[Data records]
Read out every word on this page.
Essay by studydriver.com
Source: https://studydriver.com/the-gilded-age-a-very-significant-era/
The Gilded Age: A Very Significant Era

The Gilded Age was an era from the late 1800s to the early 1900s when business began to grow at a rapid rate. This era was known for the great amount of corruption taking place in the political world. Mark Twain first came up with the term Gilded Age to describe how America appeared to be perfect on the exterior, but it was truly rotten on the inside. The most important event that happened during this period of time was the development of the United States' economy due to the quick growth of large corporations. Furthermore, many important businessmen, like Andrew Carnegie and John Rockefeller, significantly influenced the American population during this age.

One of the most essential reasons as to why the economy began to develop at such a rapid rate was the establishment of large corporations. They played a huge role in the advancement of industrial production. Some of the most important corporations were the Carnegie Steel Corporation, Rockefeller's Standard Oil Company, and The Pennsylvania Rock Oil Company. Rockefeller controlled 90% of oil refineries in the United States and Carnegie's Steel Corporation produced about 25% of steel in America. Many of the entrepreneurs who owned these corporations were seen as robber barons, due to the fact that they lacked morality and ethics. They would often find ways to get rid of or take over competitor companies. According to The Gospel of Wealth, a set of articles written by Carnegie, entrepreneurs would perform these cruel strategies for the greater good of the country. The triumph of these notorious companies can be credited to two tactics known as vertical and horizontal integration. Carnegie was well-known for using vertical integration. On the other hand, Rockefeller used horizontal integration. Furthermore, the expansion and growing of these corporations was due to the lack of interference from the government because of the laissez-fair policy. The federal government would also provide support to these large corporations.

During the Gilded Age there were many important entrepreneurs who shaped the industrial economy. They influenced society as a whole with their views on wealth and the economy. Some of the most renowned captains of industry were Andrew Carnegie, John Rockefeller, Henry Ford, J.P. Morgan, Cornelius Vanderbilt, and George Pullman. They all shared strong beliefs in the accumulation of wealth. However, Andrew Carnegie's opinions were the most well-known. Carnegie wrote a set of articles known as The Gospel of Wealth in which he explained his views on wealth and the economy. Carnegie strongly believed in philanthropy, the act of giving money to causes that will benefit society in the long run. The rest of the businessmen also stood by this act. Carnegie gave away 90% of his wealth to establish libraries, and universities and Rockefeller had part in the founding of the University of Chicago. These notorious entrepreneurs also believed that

Required task -
Copy out every entry again, exactly as it was given.

Written response -
Read out every word on this page.
Essay by studydriver.com
Source: https://studydriver.com/the-gilded-age-a-very-significant-era/
The Gilded Age: A Very Significant Era

The Gilded Age was an era from the late 1800s to the early 1900s when business began to grow at a rapid rate. This era was known for the great amount of corruption taking place in the political world. Mark Twain first came up with the term Gilded Age to describe how America appeared to be perfect on the exterior, but it was truly rotten on the inside. The most important event that happened during this period of time was the development of the United States' economy due to the quick growth of large corporations. Furthermore, many important businessmen, like Andrew Carnegie and John Rockefeller, significantly influenced the American population during this age.

One of the most essential reasons as to why the economy began to develop at such a rapid rate was the establishment of large corporations. They played a huge role in the advancement of industrial production. Some of the most important corporations were the Carnegie Steel Corporation, Rockefeller's Standard Oil Company, and The Pennsylvania Rock Oil Company. Rockefeller controlled 90% of oil refineries in the United States and Carnegie's Steel Corporation produced about 25% of steel in America. Many of the entrepreneurs who owned these corporations were seen as robber barons, due to the fact that they lacked morality and ethics. They would often find ways to get rid of or take over competitor companies. According to The Gospel of Wealth, a set of articles written by Carnegie, entrepreneurs would perform these cruel strategies for the greater good of the country. The triumph of these notorious companies can be credited to two tactics known as vertical and horizontal integration. Carnegie was well-known for using vertical integration. On the other hand, Rockefeller used horizontal integration. Furthermore, the expansion and growing of these corporations was due to the lack of interference from the government because of the laissez-fair policy. The federal government would also provide support to these large corporations.

During the Gilded Age there were many important entrepreneurs who shaped the industrial economy. They influenced society as a whole with their views on wealth and the economy. Some of the most renowned captains of industry were Andrew Carnegie, John Rockefeller, Henry Ford, J.P. Morgan, Cornelius Vanderbilt, and George Pullman. They all shared strong beliefs in the accumulation of wealth. However, Andrew Carnegie's opinions were the most well-known. Carnegie wrote a set of articles known as The Gospel of Wealth in which he explained his views on wealth and the economy. Carnegie strongly believed in philanthropy, the act of giving money to causes that will benefit society in the long run. The rest of the businessmen also stood by this act. Carnegie gave away 90% of his wealth to establish libraries, and universities and Rockefeller had part in the founding of the University of Chicago. These notorious entrepreneurs also believed that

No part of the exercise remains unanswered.